» **Written exercise**
Scan the data for "Duncan" and copy the lines it appears in.

Entries taken from a collection:

++++++++++

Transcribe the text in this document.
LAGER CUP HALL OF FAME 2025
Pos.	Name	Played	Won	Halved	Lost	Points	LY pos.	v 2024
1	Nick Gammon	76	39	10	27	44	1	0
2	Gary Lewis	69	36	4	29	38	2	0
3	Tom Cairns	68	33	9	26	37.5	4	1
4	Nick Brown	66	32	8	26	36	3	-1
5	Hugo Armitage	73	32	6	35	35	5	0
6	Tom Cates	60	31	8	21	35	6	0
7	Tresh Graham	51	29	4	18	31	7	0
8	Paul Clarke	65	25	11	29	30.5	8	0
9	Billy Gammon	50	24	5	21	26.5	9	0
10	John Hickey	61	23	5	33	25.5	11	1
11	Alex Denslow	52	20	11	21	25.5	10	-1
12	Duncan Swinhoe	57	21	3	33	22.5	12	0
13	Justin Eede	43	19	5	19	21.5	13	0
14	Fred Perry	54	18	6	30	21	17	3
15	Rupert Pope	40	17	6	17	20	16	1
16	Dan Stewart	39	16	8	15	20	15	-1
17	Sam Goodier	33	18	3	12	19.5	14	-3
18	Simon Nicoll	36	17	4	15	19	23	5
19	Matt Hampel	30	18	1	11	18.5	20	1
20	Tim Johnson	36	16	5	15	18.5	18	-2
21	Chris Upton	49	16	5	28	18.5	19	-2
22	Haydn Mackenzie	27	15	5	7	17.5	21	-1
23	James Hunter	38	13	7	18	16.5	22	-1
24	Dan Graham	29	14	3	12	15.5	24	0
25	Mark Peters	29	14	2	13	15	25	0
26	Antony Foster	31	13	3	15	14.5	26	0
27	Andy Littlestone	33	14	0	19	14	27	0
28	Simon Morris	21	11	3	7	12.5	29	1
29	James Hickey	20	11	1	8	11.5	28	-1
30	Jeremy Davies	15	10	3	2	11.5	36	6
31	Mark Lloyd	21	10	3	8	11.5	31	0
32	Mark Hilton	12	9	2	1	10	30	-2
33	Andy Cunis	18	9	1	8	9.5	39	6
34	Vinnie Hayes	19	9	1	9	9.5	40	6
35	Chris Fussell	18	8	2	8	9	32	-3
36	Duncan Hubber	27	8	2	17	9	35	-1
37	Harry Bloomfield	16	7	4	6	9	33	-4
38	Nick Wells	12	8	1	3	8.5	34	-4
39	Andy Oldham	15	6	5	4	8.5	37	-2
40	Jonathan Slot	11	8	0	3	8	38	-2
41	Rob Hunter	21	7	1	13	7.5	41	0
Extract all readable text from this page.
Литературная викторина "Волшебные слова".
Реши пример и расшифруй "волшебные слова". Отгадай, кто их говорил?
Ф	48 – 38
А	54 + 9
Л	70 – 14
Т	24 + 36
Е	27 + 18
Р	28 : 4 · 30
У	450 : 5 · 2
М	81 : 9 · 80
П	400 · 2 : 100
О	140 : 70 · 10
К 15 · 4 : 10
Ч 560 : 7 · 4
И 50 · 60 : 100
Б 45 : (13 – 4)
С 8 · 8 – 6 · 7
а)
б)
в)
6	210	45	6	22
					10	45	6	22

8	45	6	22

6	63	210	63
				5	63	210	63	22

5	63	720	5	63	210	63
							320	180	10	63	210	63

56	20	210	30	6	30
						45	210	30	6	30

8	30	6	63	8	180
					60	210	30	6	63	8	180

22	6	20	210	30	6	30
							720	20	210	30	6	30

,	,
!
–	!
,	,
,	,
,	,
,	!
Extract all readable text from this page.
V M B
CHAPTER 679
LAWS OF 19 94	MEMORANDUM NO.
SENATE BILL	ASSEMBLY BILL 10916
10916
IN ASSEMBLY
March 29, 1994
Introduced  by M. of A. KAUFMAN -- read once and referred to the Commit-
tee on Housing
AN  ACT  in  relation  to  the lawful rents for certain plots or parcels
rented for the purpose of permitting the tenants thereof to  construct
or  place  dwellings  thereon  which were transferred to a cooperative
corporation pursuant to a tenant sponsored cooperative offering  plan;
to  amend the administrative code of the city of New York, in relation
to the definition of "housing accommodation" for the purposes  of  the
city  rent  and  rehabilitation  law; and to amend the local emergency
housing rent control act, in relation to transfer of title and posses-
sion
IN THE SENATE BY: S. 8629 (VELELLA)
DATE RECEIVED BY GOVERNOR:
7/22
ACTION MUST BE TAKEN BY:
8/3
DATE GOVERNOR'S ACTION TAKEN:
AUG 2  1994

++++++++++

» **Task output**
12	Duncan Swinhoe	57	21	3	33	22.5	12	0
36	Duncan Hubber	27	8	2	17	9	35	-1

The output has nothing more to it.